• _SOURCE DATA_
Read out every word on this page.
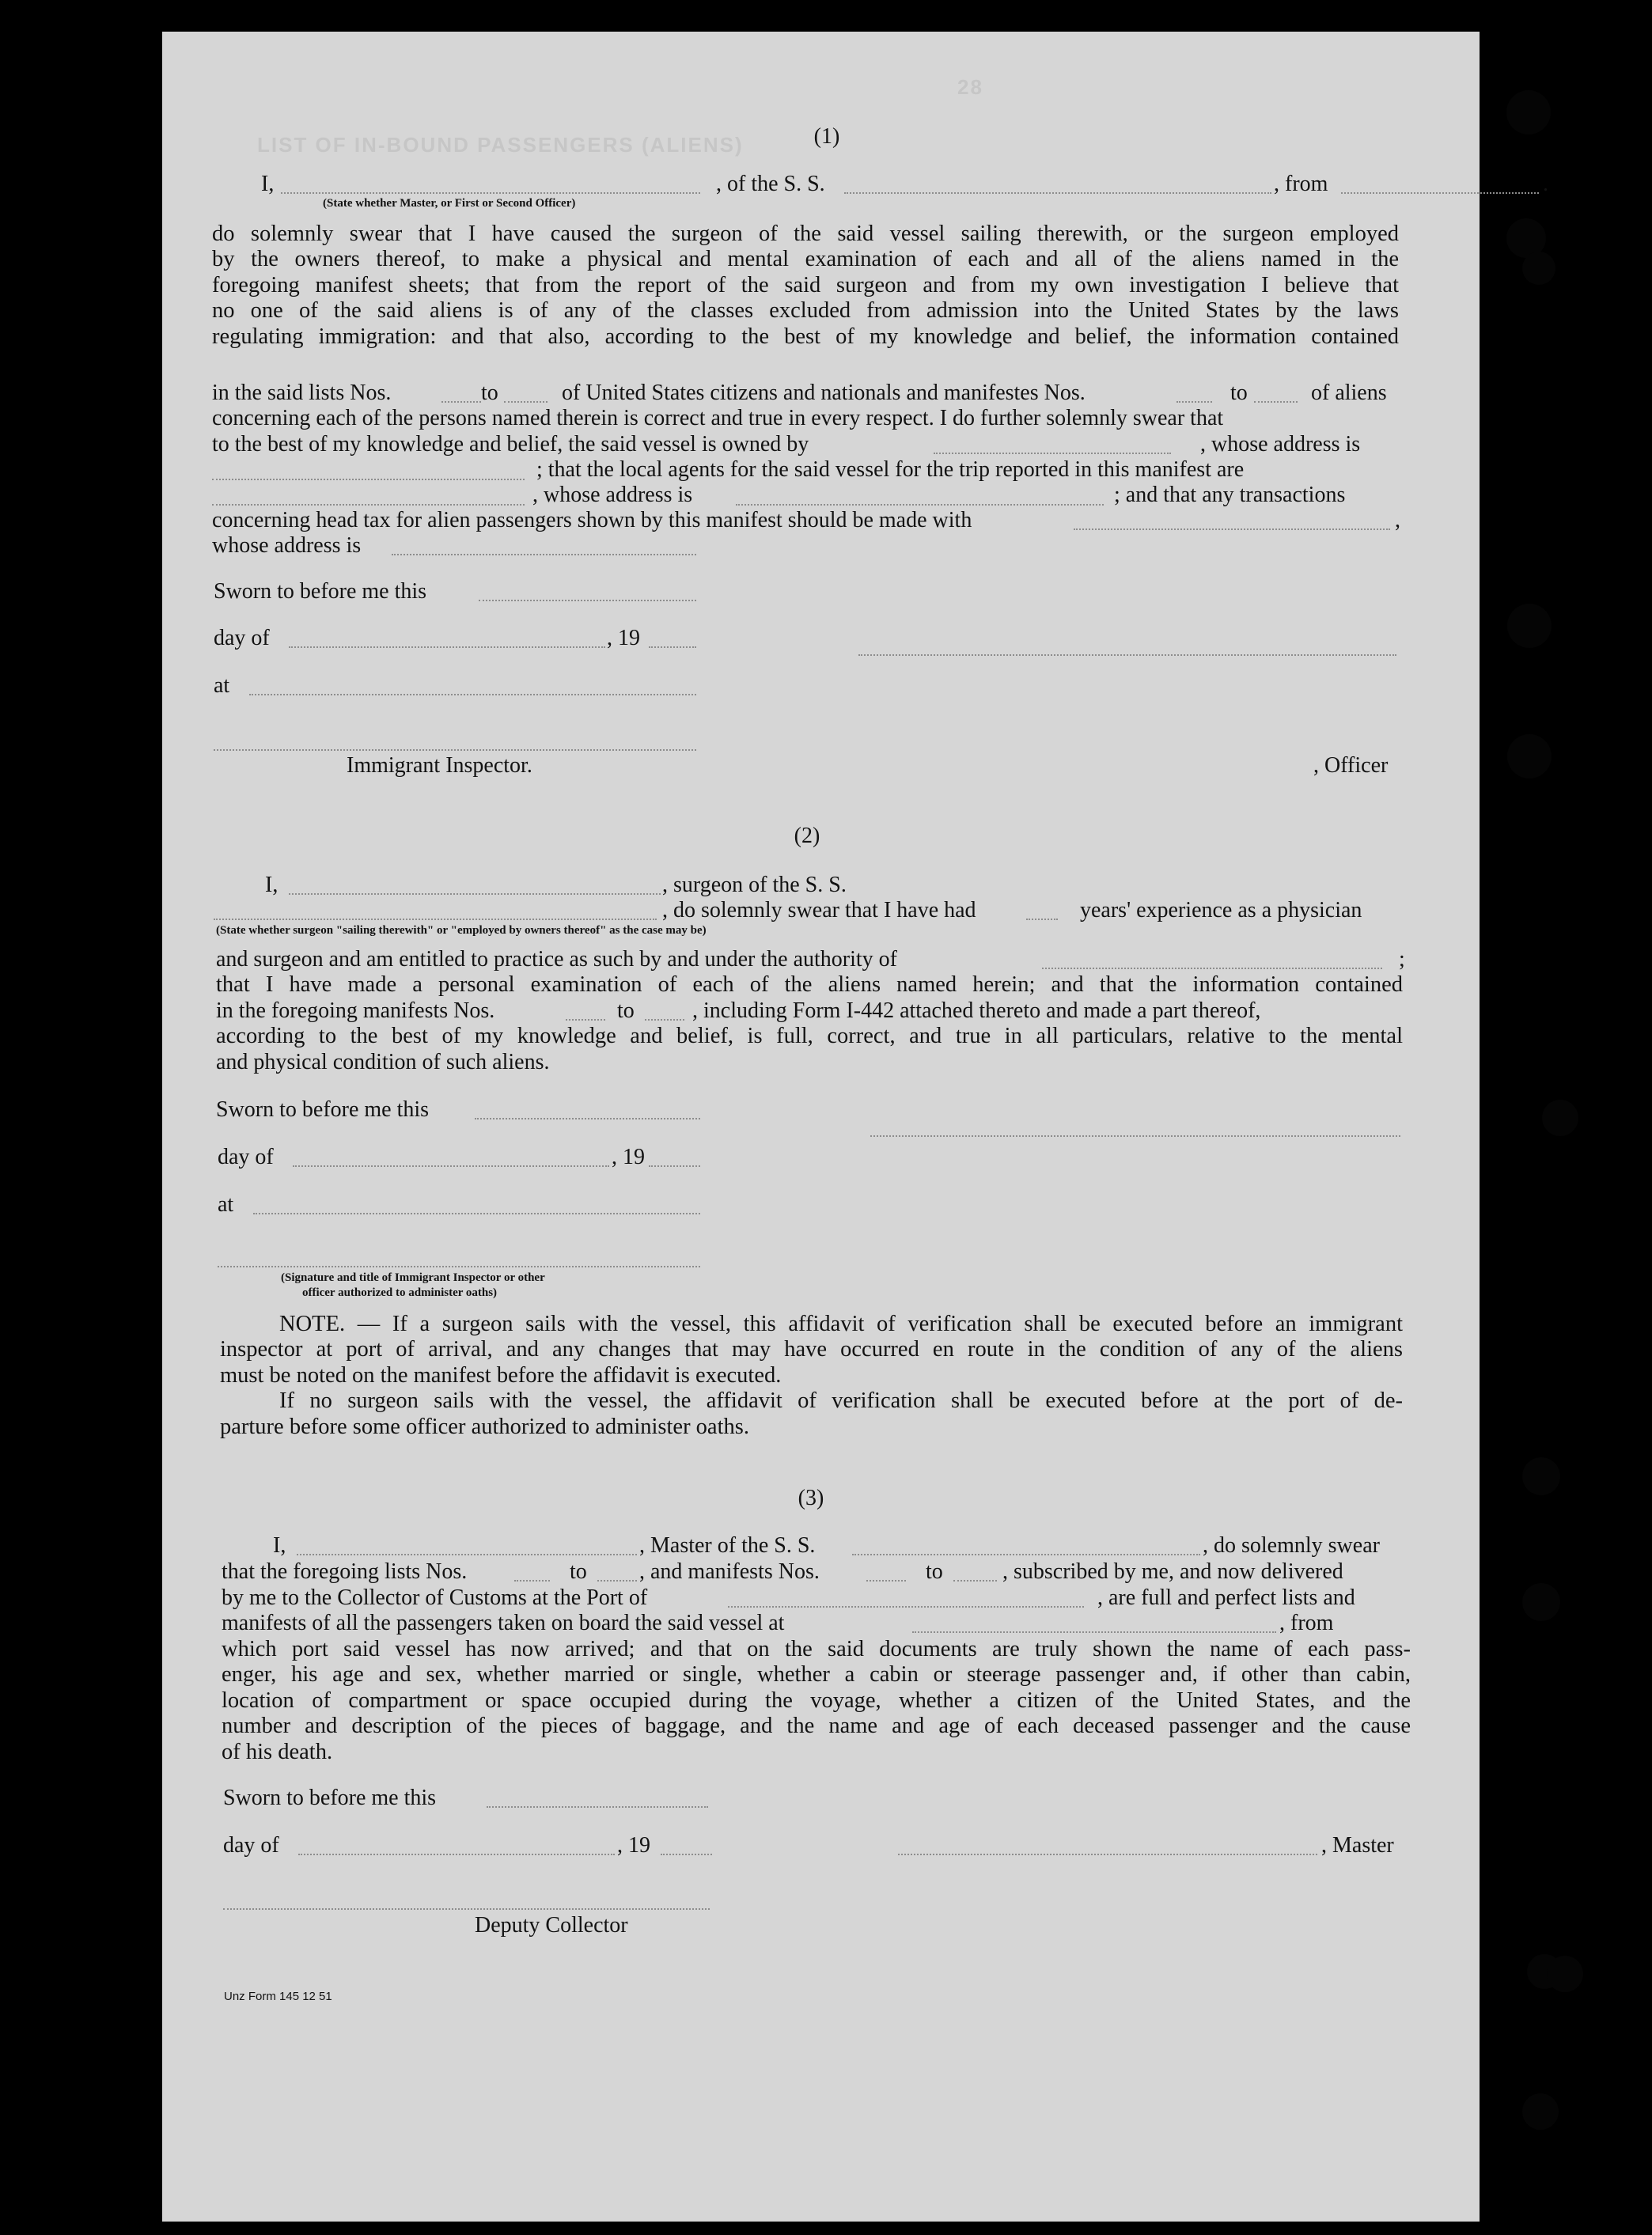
28
LIST OF IN-BOUND PASSENGERS (ALIENS)	(1)
I,	, of the S. S.	, from	.
(State whether Master, or First or Second Officer)
do solemnly swear that I have caused the surgeon of the said vessel sailing therewith, or the surgeon employed
by the owners thereof, to make a physical and mental examination of each and all of the aliens named in the
foregoing manifest sheets; that from the report of the said surgeon and from my own investigation I believe that
no one of the said aliens is of any of the classes excluded from admission into the United States by the laws
regulating immigration: and that also, according to the best of my knowledge and belief, the information contained
in the said lists Nos.	to	of United States citizens and nationals and manifestes Nos.	to	of aliens
concerning each of the persons named therein is correct and true in every respect. I do further solemnly swear that
to the best of my knowledge and belief, the said vessel is owned by	, whose address is
; that the local agents for the said vessel for the trip reported in this manifest are
, whose address is	; and that any transactions
concerning head tax for alien passengers shown by this manifest should be made with	,
whose address is
Sworn to before me this
day of	, 19
at
Immigrant Inspector.	, Officer
(2)
I,	, surgeon of the S. S.
, do solemnly swear that I have had	years' experience as a physician
(State whether surgeon "sailing therewith" or "employed by owners thereof" as the case may be)
and surgeon and am entitled to practice as such by and under the authority of	;
that I have made a personal examination of each of the aliens named herein; and that the information contained
in the foregoing manifests Nos.	to	, including Form I-442 attached thereto and made a part thereof,
according to the best of my knowledge and belief, is full, correct, and true in all particulars, relative to the mental
and physical condition of such aliens.
Sworn to before me this
day of	, 19
at
(Signature and title of Immigrant Inspector or other
officer authorized to administer oaths)
NOTE. — If a surgeon sails with the vessel, this affidavit of verification shall be executed before an immigrant
inspector at port of arrival, and any changes that may have occurred en route in the condition of any of the aliens
must be noted on the manifest before the affidavit is executed.
If no surgeon sails with the vessel, the affidavit of verification shall be executed before at the port of de-
parture before some officer authorized to administer oaths.
(3)
I,	, Master of the S. S.	, do solemnly swear
that the foregoing lists Nos.	to , and manifests Nos.	to	, subscribed by me, and now delivered
by me to the Collector of Customs at the Port of	, are full and perfect lists and
manifests of all the passengers taken on board the said vessel at	, from
which port said vessel has now arrived; and that on the said documents are truly shown the name of each pass-
enger, his age and sex, whether married or single, whether a cabin or steerage passenger and, if other than cabin,
location of compartment or space occupied during the voyage, whether a citizen of the United States, and the
number and description of the pieces of baggage, and the name and age of each deceased passenger and the cause
of his death.
Sworn to before me this
day of	, 19	, Master
Deputy Collector
Unz Form 145 12 51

• _STATED GOAL_
Verbatim reproduction of every record is required; images are left out.

• _ANSWER TO THIS EXERCISE_
Read out every word on this page.
28
LIST OF IN-BOUND PASSENGERS (ALIENS)	(1)
I,	, of the S. S.	, from	.
(State whether Master, or First or Second Officer)
do solemnly swear that I have caused the surgeon of the said vessel sailing therewith, or the surgeon employed
by the owners thereof, to make a physical and mental examination of each and all of the aliens named in the
foregoing manifest sheets; that from the report of the said surgeon and from my own investigation I believe that
no one of the said aliens is of any of the classes excluded from admission into the United States by the laws
regulating immigration: and that also, according to the best of my knowledge and belief, the information contained
in the said lists Nos.	to	of United States citizens and nationals and manifestes Nos.	to	of aliens
concerning each of the persons named therein is correct and true in every respect. I do further solemnly swear that
to the best of my knowledge and belief, the said vessel is owned by	, whose address is
; that the local agents for the said vessel for the trip reported in this manifest are
, whose address is	; and that any transactions
concerning head tax for alien passengers shown by this manifest should be made with	,
whose address is
Sworn to before me this
day of	, 19
at
Immigrant Inspector.	, Officer
(2)
I,	, surgeon of the S. S.
, do solemnly swear that I have had	years' experience as a physician
(State whether surgeon "sailing therewith" or "employed by owners thereof" as the case may be)
and surgeon and am entitled to practice as such by and under the authority of	;
that I have made a personal examination of each of the aliens named herein; and that the information contained
in the foregoing manifests Nos.	to	, including Form I-442 attached thereto and made a part thereof,
according to the best of my knowledge and belief, is full, correct, and true in all particulars, relative to the mental
and physical condition of such aliens.
Sworn to before me this
day of	, 19
at
(Signature and title of Immigrant Inspector or other
officer authorized to administer oaths)
NOTE. — If a surgeon sails with the vessel, this affidavit of verification shall be executed before an immigrant
inspector at port of arrival, and any changes that may have occurred en route in the condition of any of the aliens
must be noted on the manifest before the affidavit is executed.
If no surgeon sails with the vessel, the affidavit of verification shall be executed before at the port of de-
parture before some officer authorized to administer oaths.
(3)
I,	, Master of the S. S.	, do solemnly swear
that the foregoing lists Nos.	to , and manifests Nos.	to	, subscribed by me, and now delivered
by me to the Collector of Customs at the Port of	, are full and perfect lists and
manifests of all the passengers taken on board the said vessel at	, from
which port said vessel has now arrived; and that on the said documents are truly shown the name of each pass-
enger, his age and sex, whether married or single, whether a cabin or steerage passenger and, if other than cabin,
location of compartment or space occupied during the voyage, whether a citizen of the United States, and the
number and description of the pieces of baggage, and the name and age of each deceased passenger and the cause
of his death.
Sworn to before me this
day of	, 19	, Master
Deputy Collector
Unz Form 145 12 51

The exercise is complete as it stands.